### REQUIRED TASK
The data must be returned in full and exactly as given.

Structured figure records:
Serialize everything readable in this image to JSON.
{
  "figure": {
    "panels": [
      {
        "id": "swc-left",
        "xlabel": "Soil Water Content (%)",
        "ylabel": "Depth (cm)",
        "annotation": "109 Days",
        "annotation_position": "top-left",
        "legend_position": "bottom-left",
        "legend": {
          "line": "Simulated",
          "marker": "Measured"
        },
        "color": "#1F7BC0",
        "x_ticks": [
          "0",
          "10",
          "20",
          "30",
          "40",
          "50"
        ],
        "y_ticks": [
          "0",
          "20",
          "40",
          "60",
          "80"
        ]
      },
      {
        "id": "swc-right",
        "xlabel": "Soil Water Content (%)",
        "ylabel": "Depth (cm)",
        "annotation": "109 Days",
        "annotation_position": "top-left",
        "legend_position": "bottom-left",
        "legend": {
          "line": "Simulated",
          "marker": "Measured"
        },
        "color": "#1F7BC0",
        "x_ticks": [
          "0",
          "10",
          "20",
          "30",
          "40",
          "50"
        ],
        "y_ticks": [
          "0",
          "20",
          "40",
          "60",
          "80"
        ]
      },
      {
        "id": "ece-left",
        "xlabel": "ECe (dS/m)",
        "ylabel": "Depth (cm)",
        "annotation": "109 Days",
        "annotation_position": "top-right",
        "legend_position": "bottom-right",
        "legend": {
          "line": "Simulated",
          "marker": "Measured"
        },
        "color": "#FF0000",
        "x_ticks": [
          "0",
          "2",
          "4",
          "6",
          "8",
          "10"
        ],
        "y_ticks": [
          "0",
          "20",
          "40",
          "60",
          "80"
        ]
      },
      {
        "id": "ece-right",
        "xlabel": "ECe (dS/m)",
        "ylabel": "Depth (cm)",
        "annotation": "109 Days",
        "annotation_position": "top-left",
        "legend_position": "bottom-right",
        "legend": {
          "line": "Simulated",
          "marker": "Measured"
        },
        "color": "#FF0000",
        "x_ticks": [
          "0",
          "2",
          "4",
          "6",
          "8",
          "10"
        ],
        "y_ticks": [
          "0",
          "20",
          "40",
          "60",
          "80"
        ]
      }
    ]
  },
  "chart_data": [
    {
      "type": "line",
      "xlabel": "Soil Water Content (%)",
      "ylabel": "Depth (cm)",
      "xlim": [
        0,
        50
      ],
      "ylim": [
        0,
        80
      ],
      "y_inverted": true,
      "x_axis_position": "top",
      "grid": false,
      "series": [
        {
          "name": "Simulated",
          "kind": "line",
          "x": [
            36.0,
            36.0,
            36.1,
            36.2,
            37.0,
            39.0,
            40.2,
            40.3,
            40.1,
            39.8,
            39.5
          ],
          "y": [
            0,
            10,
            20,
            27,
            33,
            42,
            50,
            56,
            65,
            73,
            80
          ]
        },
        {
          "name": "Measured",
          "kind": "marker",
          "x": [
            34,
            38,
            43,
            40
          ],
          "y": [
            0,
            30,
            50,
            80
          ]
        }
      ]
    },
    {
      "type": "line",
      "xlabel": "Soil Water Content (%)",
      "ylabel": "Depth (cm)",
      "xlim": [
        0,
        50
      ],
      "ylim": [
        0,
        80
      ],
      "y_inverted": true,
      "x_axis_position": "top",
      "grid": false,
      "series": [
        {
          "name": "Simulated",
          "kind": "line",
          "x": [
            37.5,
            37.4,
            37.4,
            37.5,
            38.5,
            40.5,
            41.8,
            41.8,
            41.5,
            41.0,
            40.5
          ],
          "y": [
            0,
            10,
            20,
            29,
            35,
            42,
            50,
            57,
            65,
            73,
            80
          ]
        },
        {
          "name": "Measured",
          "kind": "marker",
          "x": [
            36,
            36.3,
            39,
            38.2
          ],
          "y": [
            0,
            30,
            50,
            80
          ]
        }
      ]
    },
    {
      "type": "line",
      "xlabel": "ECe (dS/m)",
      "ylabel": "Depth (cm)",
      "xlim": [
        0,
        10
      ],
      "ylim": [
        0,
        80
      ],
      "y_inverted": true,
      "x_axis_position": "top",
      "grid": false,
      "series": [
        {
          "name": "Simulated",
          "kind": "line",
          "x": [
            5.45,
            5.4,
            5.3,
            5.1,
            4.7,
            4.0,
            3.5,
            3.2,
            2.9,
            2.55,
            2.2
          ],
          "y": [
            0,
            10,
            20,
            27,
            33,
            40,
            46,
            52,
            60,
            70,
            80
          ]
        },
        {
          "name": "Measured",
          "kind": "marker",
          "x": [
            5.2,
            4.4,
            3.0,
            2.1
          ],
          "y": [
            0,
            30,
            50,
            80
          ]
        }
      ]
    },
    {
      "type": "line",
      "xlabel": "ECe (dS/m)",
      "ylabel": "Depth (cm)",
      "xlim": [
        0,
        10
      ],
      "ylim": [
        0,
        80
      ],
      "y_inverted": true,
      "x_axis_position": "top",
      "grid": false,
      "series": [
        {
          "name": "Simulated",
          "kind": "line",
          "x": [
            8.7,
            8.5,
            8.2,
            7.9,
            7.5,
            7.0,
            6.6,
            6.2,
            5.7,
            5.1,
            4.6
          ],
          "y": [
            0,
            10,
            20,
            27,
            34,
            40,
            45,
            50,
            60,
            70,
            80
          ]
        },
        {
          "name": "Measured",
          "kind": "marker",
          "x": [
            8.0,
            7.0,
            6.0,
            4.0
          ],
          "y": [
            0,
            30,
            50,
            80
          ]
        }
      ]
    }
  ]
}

### CORRECT RESPONSE
Serialize everything readable in this image to JSON.
{
  "figure": {
    "panels": [
      {
        "id": "swc-left",
        "xlabel": "Soil Water Content (%)",
        "ylabel": "Depth (cm)",
        "annotation": "109 Days",
        "annotation_position": "top-left",
        "legend_position": "bottom-left",
        "legend": {
          "line": "Simulated",
          "marker": "Measured"
        },
        "color": "#1F7BC0",
        "x_ticks": [
          "0",
          "10",
          "20",
          "30",
          "40",
          "50"
        ],
        "y_ticks": [
          "0",
          "20",
          "40",
          "60",
          "80"
        ]
      },
      {
        "id": "swc-right",
        "xlabel": "Soil Water Content (%)",
        "ylabel": "Depth (cm)",
        "annotation": "109 Days",
        "annotation_position": "top-left",
        "legend_position": "bottom-left",
        "legend": {
          "line": "Simulated",
          "marker": "Measured"
        },
        "color": "#1F7BC0",
        "x_ticks": [
          "0",
          "10",
          "20",
          "30",
          "40",
          "50"
        ],
        "y_ticks": [
          "0",
          "20",
          "40",
          "60",
          "80"
        ]
      },
      {
        "id": "ece-left",
        "xlabel": "ECe (dS/m)",
        "ylabel": "Depth (cm)",
        "annotation": "109 Days",
        "annotation_position": "top-right",
        "legend_position": "bottom-right",
        "legend": {
          "line": "Simulated",
          "marker": "Measured"
        },
        "color": "#FF0000",
        "x_ticks": [
          "0",
          "2",
          "4",
          "6",
          "8",
          "10"
        ],
        "y_ticks": [
          "0",
          "20",
          "40",
          "60",
          "80"
        ]
      },
      {
        "id": "ece-right",
        "xlabel": "ECe (dS/m)",
        "ylabel": "Depth (cm)",
        "annotation": "109 Days",
        "annotation_position": "top-left",
        "legend_position": "bottom-right",
        "legend": {
          "line": "Simulated",
          "marker": "Measured"
        },
        "color": "#FF0000",
        "x_ticks": [
          "0",
          "2",
          "4",
          "6",
          "8",
          "10"
        ],
        "y_ticks": [
          "0",
          "20",
          "40",
          "60",
          "80"
        ]
      }
    ]
  },
  "chart_data": [
    {
      "type": "line",
      "xlabel": "Soil Water Content (%)",
      "ylabel": "Depth (cm)",
      "xlim": [
        0,
        50
      ],
      "ylim": [
        0,
        80
      ],
      "y_inverted": true,
      "x_axis_position": "top",
      "grid": false,
      "series": [
        {
          "name": "Simulated",
          "kind": "line",
          "x": [
            36.0,
            36.0,
            36.1,
            36.2,
            37.0,
            39.0,
            40.2,
            40.3,
            40.1,
            39.8,
            39.5
          ],
          "y": [
            0,
            10,
            20,
            27,
            33,
            42,
            50,
            56,
            65,
            73,
            80
          ]
        },
        {
          "name": "Measured",
          "kind": "marker",
          "x": [
            34,
            38,
            43,
            40
          ],
          "y": [
            0,
            30,
            50,
            80
          ]
        }
      ]
    },
    {
      "type": "line",
      "xlabel": "Soil Water Content (%)",
      "ylabel": "Depth (cm)",
      "xlim": [
        0,
        50
      ],
      "ylim": [
        0,
        80
      ],
      "y_inverted": true,
      "x_axis_position": "top",
      "grid": false,
      "series": [
        {
          "name": "Simulated",
          "kind": "line",
          "x": [
            37.5,
            37.4,
            37.4,
            37.5,
            38.5,
            40.5,
            41.8,
            41.8,
            41.5,
            41.0,
            40.5
          ],
          "y": [
            0,
            10,
            20,
            29,
            35,
            42,
            50,
            57,
            65,
            73,
            80
          ]
        },
        {
          "name": "Measured",
          "kind": "marker",
          "x": [
            36,
            36.3,
            39,
            38.2
          ],
          "y": [
            0,
            30,
            50,
            80
          ]
        }
      ]
    },
    {
      "type": "line",
      "xlabel": "ECe (dS/m)",
      "ylabel": "Depth (cm)",
      "xlim": [
        0,
        10
      ],
      "ylim": [
        0,
        80
      ],
      "y_inverted": true,
      "x_axis_position": "top",
      "grid": false,
      "series": [
        {
          "name": "Simulated",
          "kind": "line",
          "x": [
            5.45,
            5.4,
            5.3,
            5.1,
            4.7,
            4.0,
            3.5,
            3.2,
            2.9,
            2.55,
            2.2
          ],
          "y": [
            0,
            10,
            20,
            27,
            33,
            40,
            46,
            52,
            60,
            70,
            80
          ]
        },
        {
          "name": "Measured",
          "kind": "marker",
          "x": [
            5.2,
            4.4,
            3.0,
            2.1
          ],
          "y": [
            0,
            30,
            50,
            80
          ]
        }
      ]
    },
    {
      "type": "line",
      "xlabel": "ECe (dS/m)",
      "ylabel": "Depth (cm)",
      "xlim": [
        0,
        10
      ],
      "ylim": [
        0,
        80
      ],
      "y_inverted": true,
      "x_axis_position": "top",
      "grid": false,
      "series": [
        {
          "name": "Simulated",
          "kind": "line",
          "x": [
            8.7,
            8.5,
            8.2,
            7.9,
            7.5,
            7.0,
            6.6,
            6.2,
            5.7,
            5.1,
            4.6
          ],
          "y": [
            0,
            10,
            20,
            27,
            34,
            40,
            45,
            50,
            60,
            70,
            80
          ]
        },
        {
          "name": "Measured",
          "kind": "marker",
          "x": [
            8.0,
            7.0,
            6.0,
            4.0
          ],
          "y": [
            0,
            30,
            50,
            80
          ]
        }
      ]
    }
  ]
}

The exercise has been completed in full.